(Spatial annotation records)
******************************
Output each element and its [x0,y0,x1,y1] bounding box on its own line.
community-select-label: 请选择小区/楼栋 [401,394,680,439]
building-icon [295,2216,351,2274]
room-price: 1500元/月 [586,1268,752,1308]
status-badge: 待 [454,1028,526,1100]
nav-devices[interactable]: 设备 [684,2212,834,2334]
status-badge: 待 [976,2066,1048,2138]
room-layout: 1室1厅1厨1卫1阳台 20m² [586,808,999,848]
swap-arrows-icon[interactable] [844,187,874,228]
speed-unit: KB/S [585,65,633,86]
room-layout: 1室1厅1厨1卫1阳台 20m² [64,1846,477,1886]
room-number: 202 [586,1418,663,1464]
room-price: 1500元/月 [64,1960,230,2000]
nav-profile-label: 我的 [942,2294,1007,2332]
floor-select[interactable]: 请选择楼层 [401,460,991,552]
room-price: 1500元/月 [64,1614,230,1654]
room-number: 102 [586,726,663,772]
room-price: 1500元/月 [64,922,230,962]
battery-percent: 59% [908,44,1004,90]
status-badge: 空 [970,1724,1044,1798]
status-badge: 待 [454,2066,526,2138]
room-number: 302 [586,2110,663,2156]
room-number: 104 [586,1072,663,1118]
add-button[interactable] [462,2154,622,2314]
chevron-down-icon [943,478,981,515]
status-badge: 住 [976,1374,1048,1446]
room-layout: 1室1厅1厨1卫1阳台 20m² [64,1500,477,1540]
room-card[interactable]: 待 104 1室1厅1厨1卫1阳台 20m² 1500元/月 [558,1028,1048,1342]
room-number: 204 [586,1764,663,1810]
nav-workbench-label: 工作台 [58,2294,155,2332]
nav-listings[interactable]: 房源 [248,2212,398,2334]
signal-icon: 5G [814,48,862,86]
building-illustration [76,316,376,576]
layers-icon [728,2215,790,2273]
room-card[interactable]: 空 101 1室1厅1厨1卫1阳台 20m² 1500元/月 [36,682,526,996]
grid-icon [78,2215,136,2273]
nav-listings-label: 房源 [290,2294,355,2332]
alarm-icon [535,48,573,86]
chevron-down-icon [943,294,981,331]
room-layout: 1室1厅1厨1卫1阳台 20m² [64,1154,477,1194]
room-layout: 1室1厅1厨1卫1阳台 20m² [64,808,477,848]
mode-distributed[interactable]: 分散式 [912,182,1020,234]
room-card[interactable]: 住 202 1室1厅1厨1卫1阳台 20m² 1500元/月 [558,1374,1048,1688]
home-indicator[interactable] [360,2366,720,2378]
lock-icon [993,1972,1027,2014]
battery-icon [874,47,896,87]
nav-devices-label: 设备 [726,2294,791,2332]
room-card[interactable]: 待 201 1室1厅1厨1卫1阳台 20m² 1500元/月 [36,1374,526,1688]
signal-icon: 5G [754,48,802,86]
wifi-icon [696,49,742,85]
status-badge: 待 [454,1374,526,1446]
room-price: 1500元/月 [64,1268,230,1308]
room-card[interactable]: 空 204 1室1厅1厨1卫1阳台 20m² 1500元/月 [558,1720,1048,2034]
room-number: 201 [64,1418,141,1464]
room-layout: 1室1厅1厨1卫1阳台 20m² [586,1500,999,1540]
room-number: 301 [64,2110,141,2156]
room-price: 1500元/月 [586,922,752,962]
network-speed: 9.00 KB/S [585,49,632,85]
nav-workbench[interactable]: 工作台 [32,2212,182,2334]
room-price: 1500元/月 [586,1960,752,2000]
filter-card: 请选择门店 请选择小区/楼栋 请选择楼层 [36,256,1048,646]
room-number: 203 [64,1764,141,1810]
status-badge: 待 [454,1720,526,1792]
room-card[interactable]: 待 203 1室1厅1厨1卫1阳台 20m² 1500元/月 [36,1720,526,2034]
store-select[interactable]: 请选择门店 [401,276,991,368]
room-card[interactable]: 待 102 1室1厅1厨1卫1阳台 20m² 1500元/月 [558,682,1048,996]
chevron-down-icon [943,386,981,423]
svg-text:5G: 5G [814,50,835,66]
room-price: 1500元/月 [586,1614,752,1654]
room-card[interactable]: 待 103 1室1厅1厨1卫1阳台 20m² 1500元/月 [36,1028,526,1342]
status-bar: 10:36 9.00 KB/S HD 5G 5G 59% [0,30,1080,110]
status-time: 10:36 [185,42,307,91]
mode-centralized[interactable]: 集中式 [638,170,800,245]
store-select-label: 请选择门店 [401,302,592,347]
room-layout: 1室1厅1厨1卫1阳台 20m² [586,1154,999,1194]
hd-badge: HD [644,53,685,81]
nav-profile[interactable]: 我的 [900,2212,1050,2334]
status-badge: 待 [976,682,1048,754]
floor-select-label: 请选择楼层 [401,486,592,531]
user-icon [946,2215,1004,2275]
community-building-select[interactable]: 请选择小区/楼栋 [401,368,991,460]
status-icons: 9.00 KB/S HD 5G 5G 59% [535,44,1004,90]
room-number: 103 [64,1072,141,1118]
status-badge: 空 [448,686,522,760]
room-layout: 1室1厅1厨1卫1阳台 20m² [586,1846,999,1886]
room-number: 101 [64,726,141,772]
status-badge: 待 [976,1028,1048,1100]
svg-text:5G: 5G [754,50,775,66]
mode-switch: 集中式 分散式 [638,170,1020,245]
******************************
*Exercise brief*: Write out every line of all the entries above again, character for character, without changing anything.

*Exercise output*:
Output each element and its [x0,y0,x1,y1] bounding box on its own line.
community-select-label: 请选择小区/楼栋 [401,394,680,439]
building-icon [295,2216,351,2274]
room-price: 1500元/月 [586,1268,752,1308]
status-badge: 待 [454,1028,526,1100]
nav-devices[interactable]: 设备 [684,2212,834,2334]
status-badge: 待 [976,2066,1048,2138]
room-layout: 1室1厅1厨1卫1阳台 20m² [586,808,999,848]
swap-arrows-icon[interactable] [844,187,874,228]
speed-unit: KB/S [585,65,633,86]
room-layout: 1室1厅1厨1卫1阳台 20m² [64,1846,477,1886]
room-number: 202 [586,1418,663,1464]
room-price: 1500元/月 [64,1960,230,2000]
nav-profile-label: 我的 [942,2294,1007,2332]
floor-select[interactable]: 请选择楼层 [401,460,991,552]
room-price: 1500元/月 [64,1614,230,1654]
room-number: 102 [586,726,663,772]
room-price: 1500元/月 [64,922,230,962]
battery-percent: 59% [908,44,1004,90]
status-badge: 空 [970,1724,1044,1798]
status-badge: 待 [454,2066,526,2138]
room-number: 302 [586,2110,663,2156]
room-number: 104 [586,1072,663,1118]
add-button[interactable] [462,2154,622,2314]
chevron-down-icon [943,478,981,515]
status-badge: 住 [976,1374,1048,1446]
room-layout: 1室1厅1厨1卫1阳台 20m² [64,1500,477,1540]
room-card[interactable]: 待 104 1室1厅1厨1卫1阳台 20m² 1500元/月 [558,1028,1048,1342]
room-number: 204 [586,1764,663,1810]
nav-workbench-label: 工作台 [58,2294,155,2332]
nav-listings[interactable]: 房源 [248,2212,398,2334]
signal-icon: 5G [814,48,862,86]
building-illustration [76,316,376,576]
layers-icon [728,2215,790,2273]
room-card[interactable]: 空 101 1室1厅1厨1卫1阳台 20m² 1500元/月 [36,682,526,996]
grid-icon [78,2215,136,2273]
nav-listings-label: 房源 [290,2294,355,2332]
alarm-icon [535,48,573,86]
chevron-down-icon [943,294,981,331]
room-layout: 1室1厅1厨1卫1阳台 20m² [64,1154,477,1194]
room-layout: 1室1厅1厨1卫1阳台 20m² [64,808,477,848]
mode-distributed[interactable]: 分散式 [912,182,1020,234]
room-card[interactable]: 住 202 1室1厅1厨1卫1阳台 20m² 1500元/月 [558,1374,1048,1688]
home-indicator[interactable] [360,2366,720,2378]
lock-icon [993,1972,1027,2014]
battery-icon [874,47,896,87]
nav-devices-label: 设备 [726,2294,791,2332]
room-card[interactable]: 待 201 1室1厅1厨1卫1阳台 20m² 1500元/月 [36,1374,526,1688]
signal-icon: 5G [754,48,802,86]
wifi-icon [696,49,742,85]
status-badge: 待 [454,1374,526,1446]
room-price: 1500元/月 [64,1268,230,1308]
room-card[interactable]: 空 204 1室1厅1厨1卫1阳台 20m² 1500元/月 [558,1720,1048,2034]
room-number: 201 [64,1418,141,1464]
room-layout: 1室1厅1厨1卫1阳台 20m² [586,1500,999,1540]
room-number: 301 [64,2110,141,2156]
room-price: 1500元/月 [586,922,752,962]
network-speed: 9.00 KB/S [585,49,632,85]
nav-workbench[interactable]: 工作台 [32,2212,182,2334]
room-price: 1500元/月 [586,1960,752,2000]
filter-card: 请选择门店 请选择小区/楼栋 请选择楼层 [36,256,1048,646]
room-number: 203 [64,1764,141,1810]
status-badge: 待 [454,1720,526,1792]
room-card[interactable]: 待 203 1室1厅1厨1卫1阳台 20m² 1500元/月 [36,1720,526,2034]
store-select[interactable]: 请选择门店 [401,276,991,368]
room-card[interactable]: 待 102 1室1厅1厨1卫1阳台 20m² 1500元/月 [558,682,1048,996]
chevron-down-icon [943,386,981,423]
svg-text:5G: 5G [814,50,835,66]
room-price: 1500元/月 [586,1614,752,1654]
room-card[interactable]: 待 103 1室1厅1厨1卫1阳台 20m² 1500元/月 [36,1028,526,1342]
status-bar: 10:36 9.00 KB/S HD 5G 5G 59% [0,30,1080,110]
status-time: 10:36 [185,42,307,91]
mode-centralized[interactable]: 集中式 [638,170,800,245]
store-select-label: 请选择门店 [401,302,592,347]
room-layout: 1室1厅1厨1卫1阳台 20m² [586,1154,999,1194]
hd-badge: HD [644,53,685,81]
nav-profile[interactable]: 我的 [900,2212,1050,2334]
status-badge: 待 [976,682,1048,754]
floor-select-label: 请选择楼层 [401,486,592,531]
user-icon [946,2215,1004,2275]
community-building-select[interactable]: 请选择小区/楼栋 [401,368,991,460]
status-icons: 9.00 KB/S HD 5G 5G 59% [535,44,1004,90]
room-number: 103 [64,1072,141,1118]
status-badge: 空 [448,686,522,760]
room-layout: 1室1厅1厨1卫1阳台 20m² [586,1846,999,1886]
room-number: 101 [64,726,141,772]
status-badge: 待 [976,1028,1048,1100]
svg-text:5G: 5G [754,50,775,66]
mode-switch: 集中式 分散式 [638,170,1020,245]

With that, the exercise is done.